» **EXERCISE DESCRIPTION**: Please copy the data below verbatim, starting with the line that contains "data-point — [145, 254, 147, 256]" and going on through the line that contains "data-point — [105, 217, 107, 219]". Include both of those lines and nothing outside them.

» **ENTRIES SHOWN**:

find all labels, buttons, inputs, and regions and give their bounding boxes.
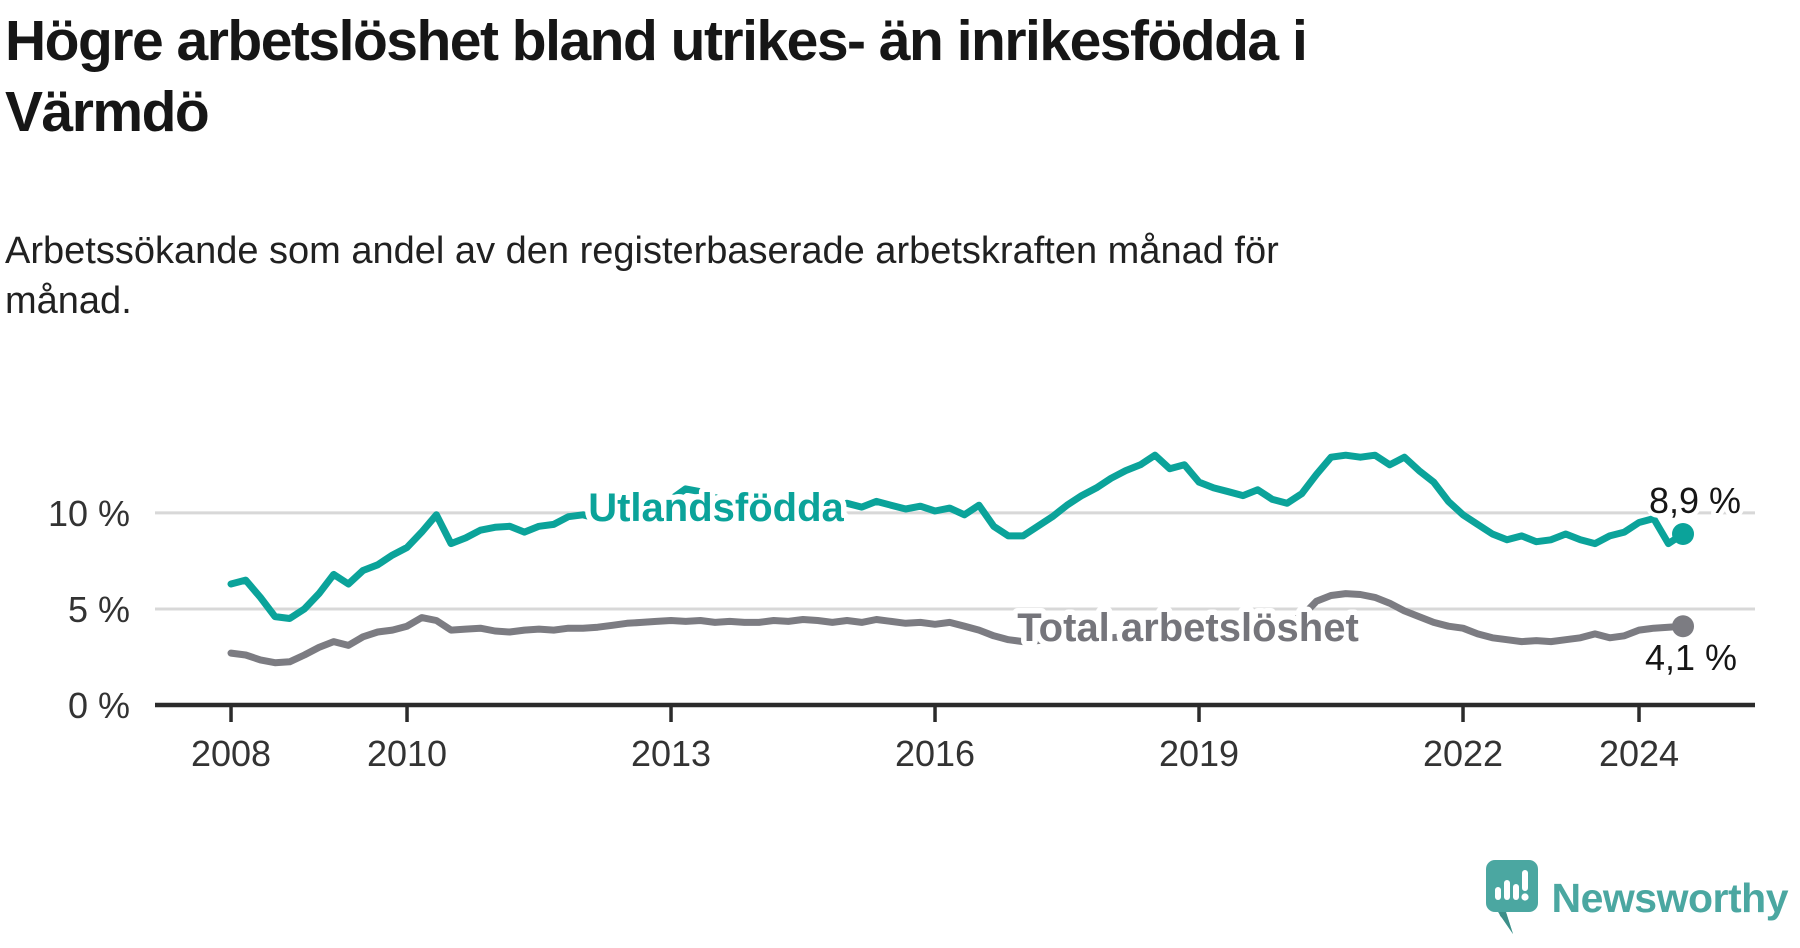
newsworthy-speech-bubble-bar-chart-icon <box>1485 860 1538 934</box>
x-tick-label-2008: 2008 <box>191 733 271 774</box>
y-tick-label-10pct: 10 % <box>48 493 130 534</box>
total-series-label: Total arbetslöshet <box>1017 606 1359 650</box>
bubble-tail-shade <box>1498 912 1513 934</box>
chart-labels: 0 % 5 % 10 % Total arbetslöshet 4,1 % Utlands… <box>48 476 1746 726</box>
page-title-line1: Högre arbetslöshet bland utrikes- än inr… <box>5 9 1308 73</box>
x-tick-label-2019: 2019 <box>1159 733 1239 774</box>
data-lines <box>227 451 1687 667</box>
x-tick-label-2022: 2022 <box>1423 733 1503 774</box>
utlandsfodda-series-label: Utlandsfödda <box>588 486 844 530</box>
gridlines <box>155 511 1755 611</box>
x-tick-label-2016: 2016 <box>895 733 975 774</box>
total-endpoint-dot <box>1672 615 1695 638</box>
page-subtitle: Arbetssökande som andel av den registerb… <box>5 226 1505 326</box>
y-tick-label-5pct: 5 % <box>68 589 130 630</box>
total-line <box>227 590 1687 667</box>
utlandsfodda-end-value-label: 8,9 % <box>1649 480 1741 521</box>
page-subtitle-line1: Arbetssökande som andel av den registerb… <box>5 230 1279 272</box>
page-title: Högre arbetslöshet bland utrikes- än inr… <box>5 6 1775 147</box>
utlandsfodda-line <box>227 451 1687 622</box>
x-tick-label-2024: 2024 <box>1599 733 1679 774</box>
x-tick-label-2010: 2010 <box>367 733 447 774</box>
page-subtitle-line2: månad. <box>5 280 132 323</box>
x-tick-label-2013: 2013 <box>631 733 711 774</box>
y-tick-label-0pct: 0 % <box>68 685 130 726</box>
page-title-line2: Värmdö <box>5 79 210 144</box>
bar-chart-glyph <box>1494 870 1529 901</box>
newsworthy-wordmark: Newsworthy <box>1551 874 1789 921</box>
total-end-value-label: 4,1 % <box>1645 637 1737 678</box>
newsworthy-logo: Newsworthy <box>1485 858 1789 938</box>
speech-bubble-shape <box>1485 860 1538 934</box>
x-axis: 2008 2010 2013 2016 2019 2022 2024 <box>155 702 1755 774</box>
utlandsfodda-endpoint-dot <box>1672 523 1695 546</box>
...
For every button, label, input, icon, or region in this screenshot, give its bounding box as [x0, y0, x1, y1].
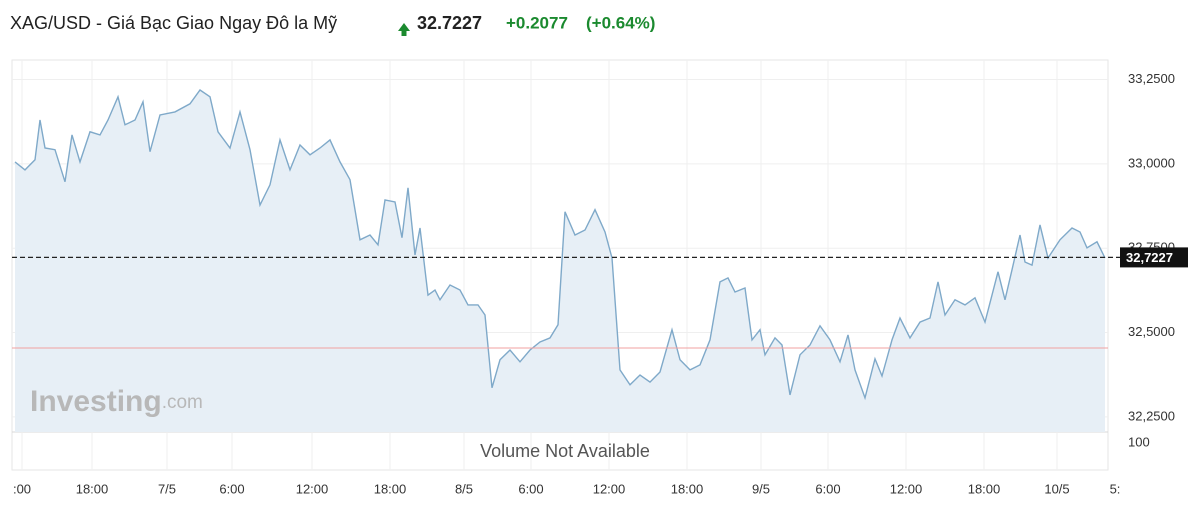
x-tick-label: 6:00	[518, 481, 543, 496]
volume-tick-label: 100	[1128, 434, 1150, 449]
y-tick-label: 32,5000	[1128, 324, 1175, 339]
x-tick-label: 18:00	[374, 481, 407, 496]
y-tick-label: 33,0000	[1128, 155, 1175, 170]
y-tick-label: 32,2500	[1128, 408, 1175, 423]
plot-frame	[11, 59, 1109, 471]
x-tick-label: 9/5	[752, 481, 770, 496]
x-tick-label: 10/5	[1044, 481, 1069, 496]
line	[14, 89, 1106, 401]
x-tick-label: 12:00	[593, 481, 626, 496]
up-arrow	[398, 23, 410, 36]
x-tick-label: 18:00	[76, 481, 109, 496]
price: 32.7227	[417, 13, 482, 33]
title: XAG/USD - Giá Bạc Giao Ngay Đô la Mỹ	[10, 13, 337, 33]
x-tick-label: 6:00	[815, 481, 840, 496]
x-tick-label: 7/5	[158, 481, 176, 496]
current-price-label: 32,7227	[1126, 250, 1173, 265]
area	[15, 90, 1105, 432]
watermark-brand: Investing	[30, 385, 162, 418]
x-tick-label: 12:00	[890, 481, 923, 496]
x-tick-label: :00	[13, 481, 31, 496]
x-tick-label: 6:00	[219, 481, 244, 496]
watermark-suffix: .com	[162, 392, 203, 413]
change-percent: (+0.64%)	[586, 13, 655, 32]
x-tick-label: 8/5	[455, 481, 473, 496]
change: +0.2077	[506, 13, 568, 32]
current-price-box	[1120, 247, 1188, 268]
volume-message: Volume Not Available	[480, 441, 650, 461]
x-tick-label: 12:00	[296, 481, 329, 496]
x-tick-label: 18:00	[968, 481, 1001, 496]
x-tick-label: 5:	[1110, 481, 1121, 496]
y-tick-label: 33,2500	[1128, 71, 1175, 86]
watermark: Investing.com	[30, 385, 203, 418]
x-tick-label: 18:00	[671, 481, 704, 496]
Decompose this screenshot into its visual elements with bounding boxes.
==
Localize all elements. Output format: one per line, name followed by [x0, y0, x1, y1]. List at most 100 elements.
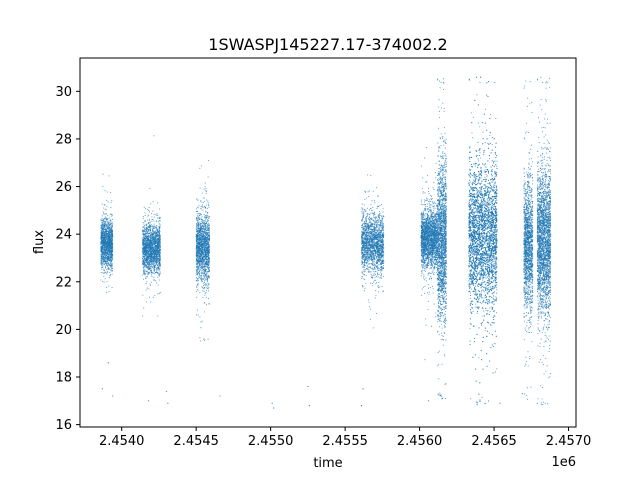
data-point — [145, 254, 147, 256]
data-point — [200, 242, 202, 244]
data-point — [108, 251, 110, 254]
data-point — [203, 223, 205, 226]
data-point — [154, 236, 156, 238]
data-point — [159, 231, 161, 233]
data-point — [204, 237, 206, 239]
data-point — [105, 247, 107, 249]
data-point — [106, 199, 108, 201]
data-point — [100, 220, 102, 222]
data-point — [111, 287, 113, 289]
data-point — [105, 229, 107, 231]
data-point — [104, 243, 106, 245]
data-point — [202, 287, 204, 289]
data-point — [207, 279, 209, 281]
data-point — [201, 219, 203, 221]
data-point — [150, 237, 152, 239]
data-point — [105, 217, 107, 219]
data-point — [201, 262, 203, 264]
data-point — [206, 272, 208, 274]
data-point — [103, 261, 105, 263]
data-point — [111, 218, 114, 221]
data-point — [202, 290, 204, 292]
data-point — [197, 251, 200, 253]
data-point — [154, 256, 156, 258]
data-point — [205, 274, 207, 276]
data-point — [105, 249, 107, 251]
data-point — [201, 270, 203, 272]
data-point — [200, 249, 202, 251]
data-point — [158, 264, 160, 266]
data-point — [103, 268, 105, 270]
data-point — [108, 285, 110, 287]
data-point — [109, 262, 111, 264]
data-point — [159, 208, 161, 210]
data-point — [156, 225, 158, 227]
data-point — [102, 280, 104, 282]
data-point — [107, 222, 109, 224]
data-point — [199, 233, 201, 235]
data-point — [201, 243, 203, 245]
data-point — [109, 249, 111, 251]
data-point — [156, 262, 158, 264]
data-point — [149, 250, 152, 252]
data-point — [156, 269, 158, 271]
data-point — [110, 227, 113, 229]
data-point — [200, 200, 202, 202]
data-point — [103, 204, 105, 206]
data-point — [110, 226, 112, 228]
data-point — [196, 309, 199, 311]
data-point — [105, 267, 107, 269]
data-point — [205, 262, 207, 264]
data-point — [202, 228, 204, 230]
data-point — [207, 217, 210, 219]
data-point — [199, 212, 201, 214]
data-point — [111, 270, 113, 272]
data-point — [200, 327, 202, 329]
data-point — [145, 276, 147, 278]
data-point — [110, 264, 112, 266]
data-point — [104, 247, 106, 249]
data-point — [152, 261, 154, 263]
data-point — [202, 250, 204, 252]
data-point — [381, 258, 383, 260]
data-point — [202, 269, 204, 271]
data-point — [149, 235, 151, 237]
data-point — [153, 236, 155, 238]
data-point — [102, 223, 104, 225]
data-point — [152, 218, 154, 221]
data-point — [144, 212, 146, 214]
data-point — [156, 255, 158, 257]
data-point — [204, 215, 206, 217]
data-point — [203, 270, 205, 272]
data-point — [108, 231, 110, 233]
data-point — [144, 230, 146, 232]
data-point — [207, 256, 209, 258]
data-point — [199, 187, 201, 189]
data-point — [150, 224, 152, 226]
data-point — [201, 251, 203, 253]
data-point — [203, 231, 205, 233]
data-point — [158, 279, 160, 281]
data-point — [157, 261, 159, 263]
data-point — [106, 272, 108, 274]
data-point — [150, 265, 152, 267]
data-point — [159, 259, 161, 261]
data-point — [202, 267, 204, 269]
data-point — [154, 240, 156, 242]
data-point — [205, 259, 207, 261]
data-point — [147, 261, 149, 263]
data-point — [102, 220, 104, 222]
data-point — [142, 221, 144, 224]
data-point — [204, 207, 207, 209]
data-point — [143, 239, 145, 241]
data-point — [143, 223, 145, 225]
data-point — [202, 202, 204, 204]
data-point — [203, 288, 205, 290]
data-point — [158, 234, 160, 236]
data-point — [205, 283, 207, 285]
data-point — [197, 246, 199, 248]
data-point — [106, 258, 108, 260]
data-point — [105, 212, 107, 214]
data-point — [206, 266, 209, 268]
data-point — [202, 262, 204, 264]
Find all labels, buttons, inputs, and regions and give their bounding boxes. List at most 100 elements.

» **THE SOLUTION**:
data-point — [145, 254, 147, 256]
data-point — [200, 242, 202, 244]
data-point — [108, 251, 110, 254]
data-point — [203, 223, 205, 226]
data-point — [154, 236, 156, 238]
data-point — [159, 231, 161, 233]
data-point — [204, 237, 206, 239]
data-point — [105, 247, 107, 249]
data-point — [106, 199, 108, 201]
data-point — [100, 220, 102, 222]
data-point — [111, 287, 113, 289]
data-point — [105, 229, 107, 231]
data-point — [104, 243, 106, 245]
data-point — [202, 287, 204, 289]
data-point — [207, 279, 209, 281]
data-point — [201, 219, 203, 221]
data-point — [150, 237, 152, 239]
data-point — [105, 217, 107, 219]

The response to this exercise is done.